-- start of Passage given --
I've always regarded Igor Larionov as the consummate center--a through-the-roof hockey I.Q., strong defensively, and an exceptional passer, almost to a fault (an insane 25% of his shots found the net in the 93-94 season, suggesting that he probably should've shot more). For any fans of baseball out there, I've always thought of him as being a bit like Greg Maddux--never physically imposing or overwhelming, but possessed of such command of his craft that he was one of the most dominant players of his generation. (Plus, like Maddux, Larionov begs to be compared to a mild-mannered literature professor when out of uniform).

But Larionov's greatest accomplishments were off the ice. Along with Slava Fetisov, Larionov was a leader in the rebellion against the draconian Soviet coach, Viktor Tikhonov, which eventually resulted in Russian players being able to play in the NHL. This was back in the late '80s, when NATO and Warsaw Pact tanks were still staring at each other across the Fulda Gap and the guards on the Berlin Wall had shoot-to-kill orders. You can read a bit about it here. Kinda makes the temper-tantrums thrown by today's pro athletes seem a thousand times more ridiculous than they already are, doesn't it?

I was delighted to see Larionov elected to the Hockey Hall of Fame. A very hearty congratulations to you, Igor...a well-deserved honor for a brilliant career.


Thursday, June 12, 2008

Meet the New Boss


The Sharks have a new coach, and it is Todd McLellan.

McLellan was an assistant coach with this year's championship edition of the Detroit Red Wings, and therefore still has a bit of a whiff of Stanley Cup about him. He has been a head coach at several levels of hockey (including a stint with the Houston Aeros, a team he led to the Calder Cup) but never held the head job in the NHL.

To which I say, "Huzzah!" Praise be to the hockey gods that Doug Wilson did not pick his new head coach from amongst the many who make up the ranks of the recently fired (like this guy, or this guy). I never really believed that Wilson would show such a lack of imagination that he would actually go with a retread, but let's face it, it's impossible to hear the rumors that Joel Quenneville is a candidate to coach your team and not shudder.

As a Sharks fan, I'm feeling pretty happy about this move. Once the Mike Ricci Kool-Aid passed through my system, and I realized that seeing Reech behind the bench would be cool for, like, a day, after which it would be exposed as kind of a bad idea, I pretty much just hoped that Wilson would go outside the ranks of former NHL coaches and pluck someone from the minors, junior hockey, or the ranks of NHL assistants...someone with a ton of energy and some new ideas.
-- end of Passage given --
-- start of Record excerpts --
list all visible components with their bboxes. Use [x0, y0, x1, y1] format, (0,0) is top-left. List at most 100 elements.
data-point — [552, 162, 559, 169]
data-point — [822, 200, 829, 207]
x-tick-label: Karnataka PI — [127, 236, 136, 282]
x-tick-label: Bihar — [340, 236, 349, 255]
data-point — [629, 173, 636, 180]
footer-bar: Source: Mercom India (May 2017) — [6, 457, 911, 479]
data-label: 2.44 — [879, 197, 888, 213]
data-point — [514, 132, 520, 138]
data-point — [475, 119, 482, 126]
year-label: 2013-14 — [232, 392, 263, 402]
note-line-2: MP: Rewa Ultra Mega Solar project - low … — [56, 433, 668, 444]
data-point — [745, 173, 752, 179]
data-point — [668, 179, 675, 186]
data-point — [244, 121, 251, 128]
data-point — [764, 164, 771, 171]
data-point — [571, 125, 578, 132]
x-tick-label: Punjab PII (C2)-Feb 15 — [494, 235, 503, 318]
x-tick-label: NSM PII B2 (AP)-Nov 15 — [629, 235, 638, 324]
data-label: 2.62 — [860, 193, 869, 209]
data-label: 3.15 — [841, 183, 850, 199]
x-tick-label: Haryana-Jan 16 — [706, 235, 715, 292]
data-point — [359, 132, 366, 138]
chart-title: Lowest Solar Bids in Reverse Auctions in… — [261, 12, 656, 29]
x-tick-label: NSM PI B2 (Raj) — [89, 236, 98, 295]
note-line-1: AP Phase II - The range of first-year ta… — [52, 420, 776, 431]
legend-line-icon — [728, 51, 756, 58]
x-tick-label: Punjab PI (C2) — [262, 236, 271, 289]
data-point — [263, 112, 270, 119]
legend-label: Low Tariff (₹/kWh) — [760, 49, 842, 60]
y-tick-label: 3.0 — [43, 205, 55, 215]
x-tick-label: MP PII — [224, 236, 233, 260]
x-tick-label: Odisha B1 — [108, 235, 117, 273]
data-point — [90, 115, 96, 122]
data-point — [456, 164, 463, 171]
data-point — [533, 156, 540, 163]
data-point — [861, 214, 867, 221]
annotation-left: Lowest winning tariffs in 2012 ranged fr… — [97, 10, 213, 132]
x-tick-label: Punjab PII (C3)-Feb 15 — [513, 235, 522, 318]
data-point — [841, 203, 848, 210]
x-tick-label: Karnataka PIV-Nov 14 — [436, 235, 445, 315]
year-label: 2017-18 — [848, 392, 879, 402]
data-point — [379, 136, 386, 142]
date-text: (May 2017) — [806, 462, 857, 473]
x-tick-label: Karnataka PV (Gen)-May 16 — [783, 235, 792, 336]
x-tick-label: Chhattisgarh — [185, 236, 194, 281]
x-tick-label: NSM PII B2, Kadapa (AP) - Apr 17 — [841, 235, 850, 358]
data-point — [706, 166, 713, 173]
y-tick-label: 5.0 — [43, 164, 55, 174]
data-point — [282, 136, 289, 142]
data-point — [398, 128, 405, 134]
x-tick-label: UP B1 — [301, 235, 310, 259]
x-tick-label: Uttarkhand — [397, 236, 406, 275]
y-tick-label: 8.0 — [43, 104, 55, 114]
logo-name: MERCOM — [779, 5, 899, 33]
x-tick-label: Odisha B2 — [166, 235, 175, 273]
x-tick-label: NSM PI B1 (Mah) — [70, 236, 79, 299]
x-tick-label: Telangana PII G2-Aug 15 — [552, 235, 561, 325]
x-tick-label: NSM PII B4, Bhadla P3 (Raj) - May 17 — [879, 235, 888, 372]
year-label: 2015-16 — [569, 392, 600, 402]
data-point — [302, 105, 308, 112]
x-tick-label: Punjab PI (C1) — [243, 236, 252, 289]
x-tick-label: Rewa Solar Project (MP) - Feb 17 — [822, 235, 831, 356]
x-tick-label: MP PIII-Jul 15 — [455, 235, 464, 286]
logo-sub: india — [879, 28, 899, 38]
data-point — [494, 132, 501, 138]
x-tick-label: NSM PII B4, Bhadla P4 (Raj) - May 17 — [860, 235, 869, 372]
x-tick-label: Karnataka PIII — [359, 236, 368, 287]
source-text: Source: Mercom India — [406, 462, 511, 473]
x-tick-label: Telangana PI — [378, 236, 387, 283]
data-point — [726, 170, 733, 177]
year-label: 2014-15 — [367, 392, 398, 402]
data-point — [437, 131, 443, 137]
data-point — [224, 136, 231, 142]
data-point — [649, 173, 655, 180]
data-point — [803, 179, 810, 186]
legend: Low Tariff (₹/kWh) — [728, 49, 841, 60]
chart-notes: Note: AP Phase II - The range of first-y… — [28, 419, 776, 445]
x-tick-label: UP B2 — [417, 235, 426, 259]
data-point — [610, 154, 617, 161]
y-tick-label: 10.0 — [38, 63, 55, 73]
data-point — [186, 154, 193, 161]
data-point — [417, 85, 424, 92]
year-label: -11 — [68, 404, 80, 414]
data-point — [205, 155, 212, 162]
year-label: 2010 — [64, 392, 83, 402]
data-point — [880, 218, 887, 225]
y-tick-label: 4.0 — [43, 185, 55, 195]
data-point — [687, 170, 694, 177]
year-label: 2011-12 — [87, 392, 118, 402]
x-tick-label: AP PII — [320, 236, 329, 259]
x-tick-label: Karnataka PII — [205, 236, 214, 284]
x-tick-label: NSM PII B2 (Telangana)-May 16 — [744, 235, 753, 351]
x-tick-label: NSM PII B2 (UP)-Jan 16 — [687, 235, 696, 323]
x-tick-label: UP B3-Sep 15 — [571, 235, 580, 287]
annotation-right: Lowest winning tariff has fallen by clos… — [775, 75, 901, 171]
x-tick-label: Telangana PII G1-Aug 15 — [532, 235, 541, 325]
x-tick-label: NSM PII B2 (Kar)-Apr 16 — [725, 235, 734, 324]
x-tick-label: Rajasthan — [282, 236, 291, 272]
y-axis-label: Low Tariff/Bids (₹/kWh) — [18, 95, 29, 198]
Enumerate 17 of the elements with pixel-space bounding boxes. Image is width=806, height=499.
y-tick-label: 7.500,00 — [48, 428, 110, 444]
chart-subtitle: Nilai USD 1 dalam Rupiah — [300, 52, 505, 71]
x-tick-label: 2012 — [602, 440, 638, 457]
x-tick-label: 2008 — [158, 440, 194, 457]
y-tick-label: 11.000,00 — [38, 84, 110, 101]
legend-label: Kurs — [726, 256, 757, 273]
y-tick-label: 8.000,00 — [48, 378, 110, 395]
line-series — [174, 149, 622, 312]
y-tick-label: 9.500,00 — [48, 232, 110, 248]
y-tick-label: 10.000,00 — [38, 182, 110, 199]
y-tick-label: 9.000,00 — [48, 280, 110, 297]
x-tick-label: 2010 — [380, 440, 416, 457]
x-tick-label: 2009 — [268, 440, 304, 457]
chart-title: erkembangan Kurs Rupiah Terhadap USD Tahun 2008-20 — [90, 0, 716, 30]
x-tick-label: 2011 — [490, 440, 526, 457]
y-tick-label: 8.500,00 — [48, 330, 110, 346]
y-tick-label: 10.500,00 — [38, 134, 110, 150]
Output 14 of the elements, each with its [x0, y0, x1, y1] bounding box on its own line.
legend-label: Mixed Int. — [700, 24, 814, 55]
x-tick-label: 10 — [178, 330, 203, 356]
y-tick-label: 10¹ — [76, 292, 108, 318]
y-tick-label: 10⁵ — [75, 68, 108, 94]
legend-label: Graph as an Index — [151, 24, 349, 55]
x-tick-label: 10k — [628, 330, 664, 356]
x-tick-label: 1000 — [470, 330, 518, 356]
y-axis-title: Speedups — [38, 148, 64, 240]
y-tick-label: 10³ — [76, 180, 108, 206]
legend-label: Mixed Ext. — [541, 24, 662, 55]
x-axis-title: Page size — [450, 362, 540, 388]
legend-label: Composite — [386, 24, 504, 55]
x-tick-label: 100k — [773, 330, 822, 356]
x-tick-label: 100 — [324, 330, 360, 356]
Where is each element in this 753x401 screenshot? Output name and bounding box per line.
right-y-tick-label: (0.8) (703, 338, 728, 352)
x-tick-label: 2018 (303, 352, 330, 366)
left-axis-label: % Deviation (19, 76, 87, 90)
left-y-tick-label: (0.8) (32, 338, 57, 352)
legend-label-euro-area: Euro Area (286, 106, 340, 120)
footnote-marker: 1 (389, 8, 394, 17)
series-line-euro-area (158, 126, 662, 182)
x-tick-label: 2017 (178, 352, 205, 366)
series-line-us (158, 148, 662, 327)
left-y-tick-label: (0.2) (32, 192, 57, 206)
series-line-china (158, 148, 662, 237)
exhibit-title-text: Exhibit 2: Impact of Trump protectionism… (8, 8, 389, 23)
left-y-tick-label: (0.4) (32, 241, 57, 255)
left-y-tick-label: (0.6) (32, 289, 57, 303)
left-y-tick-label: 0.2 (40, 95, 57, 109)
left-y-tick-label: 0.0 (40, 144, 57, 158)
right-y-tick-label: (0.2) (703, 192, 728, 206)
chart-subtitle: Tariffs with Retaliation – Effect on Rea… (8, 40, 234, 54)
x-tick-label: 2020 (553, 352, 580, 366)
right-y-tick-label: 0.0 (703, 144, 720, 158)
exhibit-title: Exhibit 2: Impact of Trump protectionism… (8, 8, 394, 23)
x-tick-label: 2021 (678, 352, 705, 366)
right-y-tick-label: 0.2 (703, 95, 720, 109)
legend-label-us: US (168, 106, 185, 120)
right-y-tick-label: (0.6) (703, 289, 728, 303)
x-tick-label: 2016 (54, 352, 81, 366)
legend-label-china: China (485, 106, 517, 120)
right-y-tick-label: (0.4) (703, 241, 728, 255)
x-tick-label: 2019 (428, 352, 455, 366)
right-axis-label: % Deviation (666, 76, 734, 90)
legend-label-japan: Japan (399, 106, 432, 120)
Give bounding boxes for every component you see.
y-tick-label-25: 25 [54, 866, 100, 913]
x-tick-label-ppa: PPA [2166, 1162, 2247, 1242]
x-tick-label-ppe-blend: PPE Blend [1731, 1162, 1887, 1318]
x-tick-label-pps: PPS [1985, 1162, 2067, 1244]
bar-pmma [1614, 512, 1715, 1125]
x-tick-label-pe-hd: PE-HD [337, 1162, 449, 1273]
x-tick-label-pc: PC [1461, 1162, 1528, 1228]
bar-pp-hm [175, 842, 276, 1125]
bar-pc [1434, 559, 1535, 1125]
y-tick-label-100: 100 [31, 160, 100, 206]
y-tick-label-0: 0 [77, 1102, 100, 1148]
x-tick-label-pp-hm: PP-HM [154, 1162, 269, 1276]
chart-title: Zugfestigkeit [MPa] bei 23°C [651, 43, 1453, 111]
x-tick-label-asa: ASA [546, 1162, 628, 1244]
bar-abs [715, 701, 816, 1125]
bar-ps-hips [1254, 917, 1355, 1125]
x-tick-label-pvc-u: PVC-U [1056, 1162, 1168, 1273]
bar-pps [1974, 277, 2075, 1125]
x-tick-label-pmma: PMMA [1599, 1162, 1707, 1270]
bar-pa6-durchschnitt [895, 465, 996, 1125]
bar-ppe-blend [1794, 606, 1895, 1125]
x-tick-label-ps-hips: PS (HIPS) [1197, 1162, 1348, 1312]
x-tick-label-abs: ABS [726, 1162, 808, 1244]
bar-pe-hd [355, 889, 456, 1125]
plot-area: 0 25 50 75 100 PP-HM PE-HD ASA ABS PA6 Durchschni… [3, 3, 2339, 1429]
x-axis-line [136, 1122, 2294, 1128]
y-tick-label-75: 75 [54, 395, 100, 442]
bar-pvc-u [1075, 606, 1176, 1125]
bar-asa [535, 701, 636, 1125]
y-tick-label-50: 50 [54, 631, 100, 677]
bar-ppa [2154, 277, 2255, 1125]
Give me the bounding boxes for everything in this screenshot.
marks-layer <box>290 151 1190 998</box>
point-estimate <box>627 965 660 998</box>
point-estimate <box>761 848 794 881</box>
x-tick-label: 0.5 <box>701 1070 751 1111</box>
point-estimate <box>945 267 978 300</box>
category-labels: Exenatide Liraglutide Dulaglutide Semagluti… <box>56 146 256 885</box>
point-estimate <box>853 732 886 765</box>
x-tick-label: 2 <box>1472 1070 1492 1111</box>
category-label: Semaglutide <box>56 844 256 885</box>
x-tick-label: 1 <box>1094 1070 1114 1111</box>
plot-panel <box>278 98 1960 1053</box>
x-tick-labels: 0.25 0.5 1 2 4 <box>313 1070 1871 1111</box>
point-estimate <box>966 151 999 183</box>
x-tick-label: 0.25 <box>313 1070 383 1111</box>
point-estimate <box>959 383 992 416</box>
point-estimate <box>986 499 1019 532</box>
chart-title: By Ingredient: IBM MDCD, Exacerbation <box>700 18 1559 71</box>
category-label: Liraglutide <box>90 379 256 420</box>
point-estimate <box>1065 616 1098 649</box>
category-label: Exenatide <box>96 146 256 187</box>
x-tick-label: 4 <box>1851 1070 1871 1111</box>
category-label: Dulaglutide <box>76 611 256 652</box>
-- end of Record excerpts --
* [Problems to work on]
• A. Answer these questions from the hockey blog post:
(i) What share of Larionov's shots found the net in the 93-94 season?
(ii) Which team did Todd McLellan lead to the Calder Cup?
(iii) Who led the rebellion against Viktor Tikhonov along with Larionov?
• B. How many lines of the records contain the string "Liraglutide"? Case counts, and your reply should be the number alone.

* [Results by task]
• A.
(i) 25%
(ii) The Houston Aeros
(iii) Slava Fetisov

• B. 2